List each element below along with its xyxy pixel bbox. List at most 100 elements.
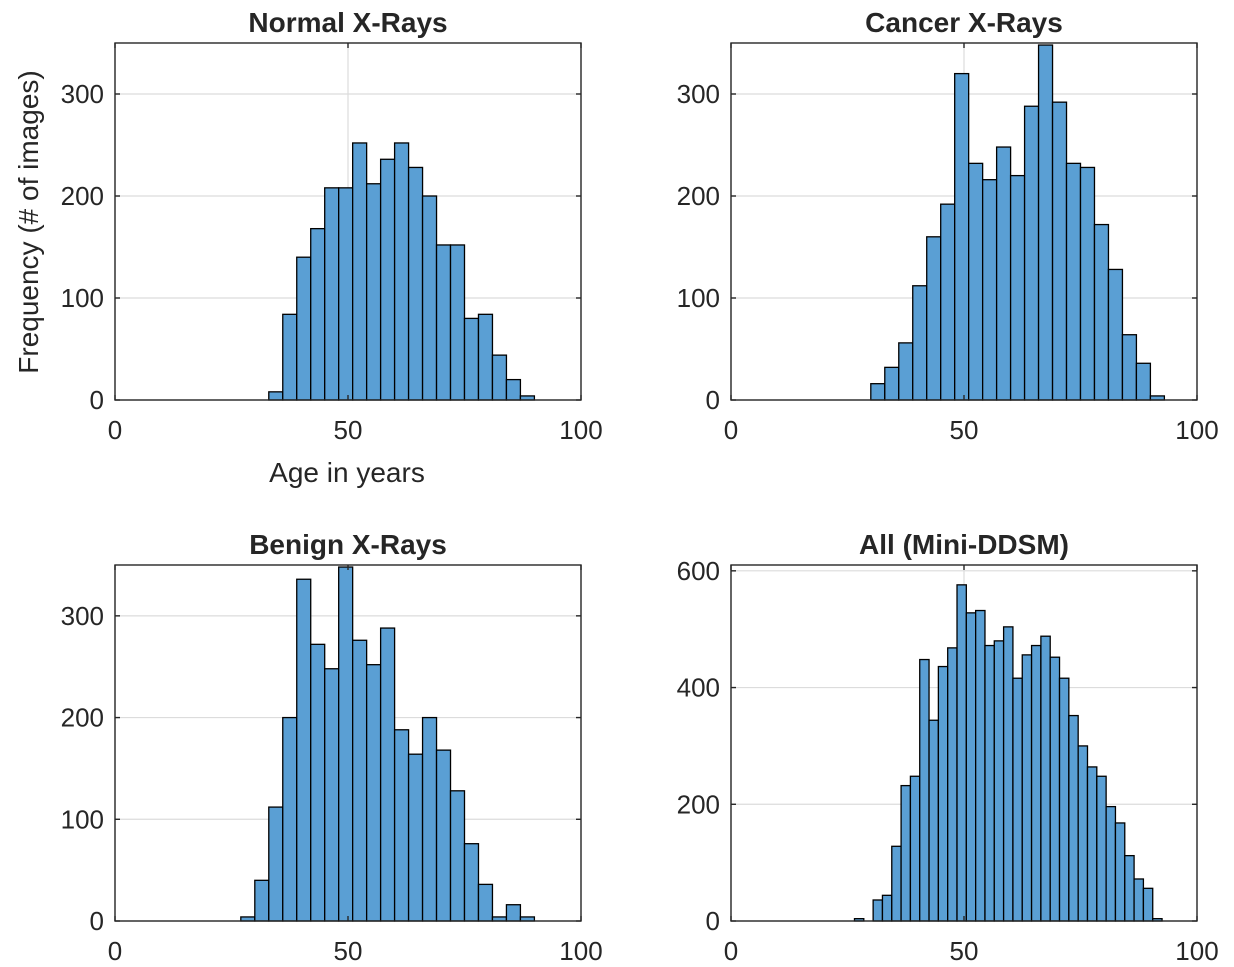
cancer-bar <box>995 146 1012 401</box>
cancer-histogram: 0 50 100 0 100 200 300 Cancer X-Rays <box>677 7 1219 445</box>
normal-bar <box>449 244 466 401</box>
cancer-bar <box>940 203 956 401</box>
normal-bar <box>324 187 340 401</box>
normal-bar <box>310 227 326 401</box>
normal-bar <box>421 195 438 401</box>
normal-bar <box>268 391 284 401</box>
normal-bar <box>435 244 452 401</box>
all-histogram: 0 50 100 0 200 400 600 All (Mini-DDSM) <box>677 529 1219 966</box>
all-bar <box>975 609 986 922</box>
all-bar <box>1133 878 1145 922</box>
normal-ytick-label: 200 <box>61 181 104 211</box>
cancer-xtick-label: 50 <box>950 415 979 445</box>
all-bar <box>900 784 912 922</box>
cancer-ytick-label: 300 <box>677 79 720 109</box>
all-bar <box>1142 887 1154 922</box>
cancer-bar <box>1121 334 1138 401</box>
all-bar <box>984 644 995 922</box>
benign-bar <box>379 627 396 922</box>
cancer-bar <box>884 366 900 401</box>
normal-ytick-label: 100 <box>61 283 104 313</box>
cancer-bar <box>1023 105 1040 401</box>
normal-bar <box>296 256 312 401</box>
cancer-ytick-label: 100 <box>677 283 720 313</box>
cancer-bar <box>1051 101 1068 401</box>
all-xtick-label: 0 <box>724 936 738 966</box>
cancer-bar <box>1093 223 1110 401</box>
benign-bar <box>352 639 368 922</box>
benign-bar <box>407 753 424 922</box>
cancer-bar <box>1079 166 1096 401</box>
all-bar <box>1049 656 1061 922</box>
figure-y-axis-label: Frequency (# of images) <box>13 70 44 373</box>
all-bar <box>947 647 958 922</box>
all-ytick-label: 0 <box>706 906 720 936</box>
all-bar <box>937 665 949 922</box>
all-ytick-label: 400 <box>677 673 720 703</box>
benign-bar <box>296 578 312 922</box>
cancer-bar <box>912 285 928 401</box>
normal-xtick-label: 100 <box>559 415 602 445</box>
benign-chart-title: Benign X-Rays <box>249 529 447 560</box>
all-bar <box>1012 677 1023 922</box>
cancer-xtick-label: 0 <box>724 415 738 445</box>
normal-bar <box>365 183 382 401</box>
all-bar <box>1086 766 1098 922</box>
normal-bar <box>352 142 368 401</box>
normal-bar <box>407 166 424 401</box>
cancer-bar <box>1065 162 1082 401</box>
benign-ytick-label: 0 <box>90 906 104 936</box>
all-bar <box>891 845 902 922</box>
benign-bar <box>477 883 494 922</box>
normal-chart-title: Normal X-Rays <box>248 7 447 38</box>
all-bar <box>1105 805 1117 922</box>
all-bar <box>1077 745 1089 922</box>
benign-ytick-label: 100 <box>61 804 104 834</box>
all-bar <box>965 612 977 922</box>
all-bar <box>1068 714 1079 922</box>
benign-bar <box>393 729 410 922</box>
benign-bar <box>421 716 438 922</box>
all-bar <box>1124 854 1135 922</box>
normal-histogram: 0 50 100 0 100 200 300 Normal X-Rays <box>61 7 603 445</box>
benign-bar <box>254 879 270 922</box>
all-bar <box>1030 644 1042 922</box>
benign-ytick-label: 200 <box>61 703 104 733</box>
benign-bar <box>505 904 522 922</box>
normal-bar <box>338 187 354 401</box>
cancer-ytick-label: 200 <box>677 181 720 211</box>
normal-bar <box>491 354 508 401</box>
benign-xtick-label: 100 <box>559 936 602 966</box>
all-bar <box>909 775 921 922</box>
benign-bar <box>338 566 354 922</box>
cancer-bar <box>954 72 970 401</box>
benign-bar <box>282 716 298 922</box>
all-ytick-label: 600 <box>677 556 720 586</box>
cancer-chart-title: Cancer X-Rays <box>865 7 1063 38</box>
normal-bar <box>393 142 410 401</box>
benign-bar <box>310 643 326 922</box>
all-bar <box>1040 635 1051 922</box>
cancer-xtick-label: 100 <box>1175 415 1218 445</box>
all-bar <box>1096 775 1107 922</box>
cancer-bar <box>926 236 942 401</box>
normal-xtick-label: 0 <box>108 415 122 445</box>
normal-bar <box>505 378 522 401</box>
all-bar <box>956 584 967 922</box>
all-chart-title: All (Mini-DDSM) <box>859 529 1069 560</box>
cancer-bar <box>1135 362 1152 401</box>
normal-xtick-label: 50 <box>334 415 363 445</box>
cancer-bar <box>981 179 998 401</box>
cancer-ytick-label: 0 <box>706 385 720 415</box>
benign-ytick-label: 300 <box>61 601 104 631</box>
figure-x-axis-label: Age in years <box>269 457 425 488</box>
all-bar <box>1002 626 1014 922</box>
all-bar <box>1058 677 1070 922</box>
normal-ytick-label: 300 <box>61 79 104 109</box>
cancer-bar <box>1037 44 1054 401</box>
all-bar <box>993 640 1005 922</box>
all-bar <box>881 894 893 922</box>
benign-bar <box>365 664 382 922</box>
cancer-bar <box>1009 174 1026 401</box>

○ ○ ○

### What you will do
Rewrite every entry with "cancer-bar" replaced by "malignant-bar" and all other text unchanged. Omit the pictures from the output.

### Answer in full
List each element below along with its xyxy pixel bbox. List at most 100 elements.
malignant-bar <box>995 146 1012 401</box>
cancer-histogram: 0 50 100 0 100 200 300 Cancer X-Rays <box>677 7 1219 445</box>
normal-bar <box>449 244 466 401</box>
malignant-bar <box>940 203 956 401</box>
normal-bar <box>324 187 340 401</box>
normal-bar <box>310 227 326 401</box>
normal-bar <box>421 195 438 401</box>
normal-bar <box>268 391 284 401</box>
normal-bar <box>435 244 452 401</box>
all-histogram: 0 50 100 0 200 400 600 All (Mini-DDSM) <box>677 529 1219 966</box>
all-bar <box>975 609 986 922</box>
all-bar <box>1133 878 1145 922</box>
normal-ytick-label: 200 <box>61 181 104 211</box>
cancer-xtick-label: 50 <box>950 415 979 445</box>
all-bar <box>900 784 912 922</box>
cancer-ytick-label: 300 <box>677 79 720 109</box>
all-bar <box>1142 887 1154 922</box>
malignant-bar <box>1121 334 1138 401</box>
all-bar <box>984 644 995 922</box>
benign-bar <box>379 627 396 922</box>
malignant-bar <box>884 366 900 401</box>
normal-ytick-label: 100 <box>61 283 104 313</box>
malignant-bar <box>1023 105 1040 401</box>
normal-bar <box>296 256 312 401</box>
cancer-ytick-label: 100 <box>677 283 720 313</box>
malignant-bar <box>1051 101 1068 401</box>
all-xtick-label: 0 <box>724 936 738 966</box>
malignant-bar <box>1093 223 1110 401</box>
benign-bar <box>352 639 368 922</box>
benign-bar <box>407 753 424 922</box>
malignant-bar <box>1079 166 1096 401</box>
all-bar <box>1049 656 1061 922</box>
figure-y-axis-label: Frequency (# of images) <box>13 70 44 373</box>
all-bar <box>947 647 958 922</box>
all-ytick-label: 0 <box>706 906 720 936</box>
all-bar <box>937 665 949 922</box>
all-ytick-label: 400 <box>677 673 720 703</box>
benign-bar <box>296 578 312 922</box>
malignant-bar <box>912 285 928 401</box>
normal-xtick-label: 100 <box>559 415 602 445</box>
benign-chart-title: Benign X-Rays <box>249 529 447 560</box>
all-bar <box>1012 677 1023 922</box>
cancer-xtick-label: 0 <box>724 415 738 445</box>
normal-bar <box>365 183 382 401</box>
all-bar <box>1086 766 1098 922</box>
normal-bar <box>352 142 368 401</box>
normal-bar <box>407 166 424 401</box>
malignant-bar <box>1065 162 1082 401</box>
benign-ytick-label: 0 <box>90 906 104 936</box>
all-bar <box>891 845 902 922</box>
benign-bar <box>477 883 494 922</box>
normal-chart-title: Normal X-Rays <box>248 7 447 38</box>
all-bar <box>1105 805 1117 922</box>
all-bar <box>1077 745 1089 922</box>
benign-ytick-label: 100 <box>61 804 104 834</box>
all-bar <box>965 612 977 922</box>
all-bar <box>1068 714 1079 922</box>
benign-bar <box>393 729 410 922</box>
benign-bar <box>421 716 438 922</box>
all-bar <box>1124 854 1135 922</box>
normal-histogram: 0 50 100 0 100 200 300 Normal X-Rays <box>61 7 603 445</box>
benign-bar <box>254 879 270 922</box>
all-bar <box>1030 644 1042 922</box>
benign-ytick-label: 200 <box>61 703 104 733</box>
benign-bar <box>505 904 522 922</box>
normal-bar <box>338 187 354 401</box>
cancer-ytick-label: 200 <box>677 181 720 211</box>
normal-bar <box>491 354 508 401</box>
benign-xtick-label: 100 <box>559 936 602 966</box>
all-bar <box>909 775 921 922</box>
benign-bar <box>338 566 354 922</box>
malignant-bar <box>954 72 970 401</box>
benign-bar <box>282 716 298 922</box>
all-ytick-label: 600 <box>677 556 720 586</box>
cancer-chart-title: Cancer X-Rays <box>865 7 1063 38</box>
normal-bar <box>393 142 410 401</box>
benign-bar <box>310 643 326 922</box>
all-bar <box>1040 635 1051 922</box>
cancer-xtick-label: 100 <box>1175 415 1218 445</box>
all-bar <box>1096 775 1107 922</box>
malignant-bar <box>926 236 942 401</box>
normal-xtick-label: 0 <box>108 415 122 445</box>
normal-bar <box>505 378 522 401</box>
all-bar <box>956 584 967 922</box>
all-chart-title: All (Mini-DDSM) <box>859 529 1069 560</box>
malignant-bar <box>1135 362 1152 401</box>
normal-xtick-label: 50 <box>334 415 363 445</box>
malignant-bar <box>981 179 998 401</box>
cancer-ytick-label: 0 <box>706 385 720 415</box>
benign-ytick-label: 300 <box>61 601 104 631</box>
figure-x-axis-label: Age in years <box>269 457 425 488</box>
all-bar <box>1002 626 1014 922</box>
all-bar <box>1058 677 1070 922</box>
normal-ytick-label: 300 <box>61 79 104 109</box>
malignant-bar <box>1037 44 1054 401</box>
all-bar <box>993 640 1005 922</box>
all-bar <box>881 894 893 922</box>
benign-bar <box>365 664 382 922</box>
malignant-bar <box>1009 174 1026 401</box>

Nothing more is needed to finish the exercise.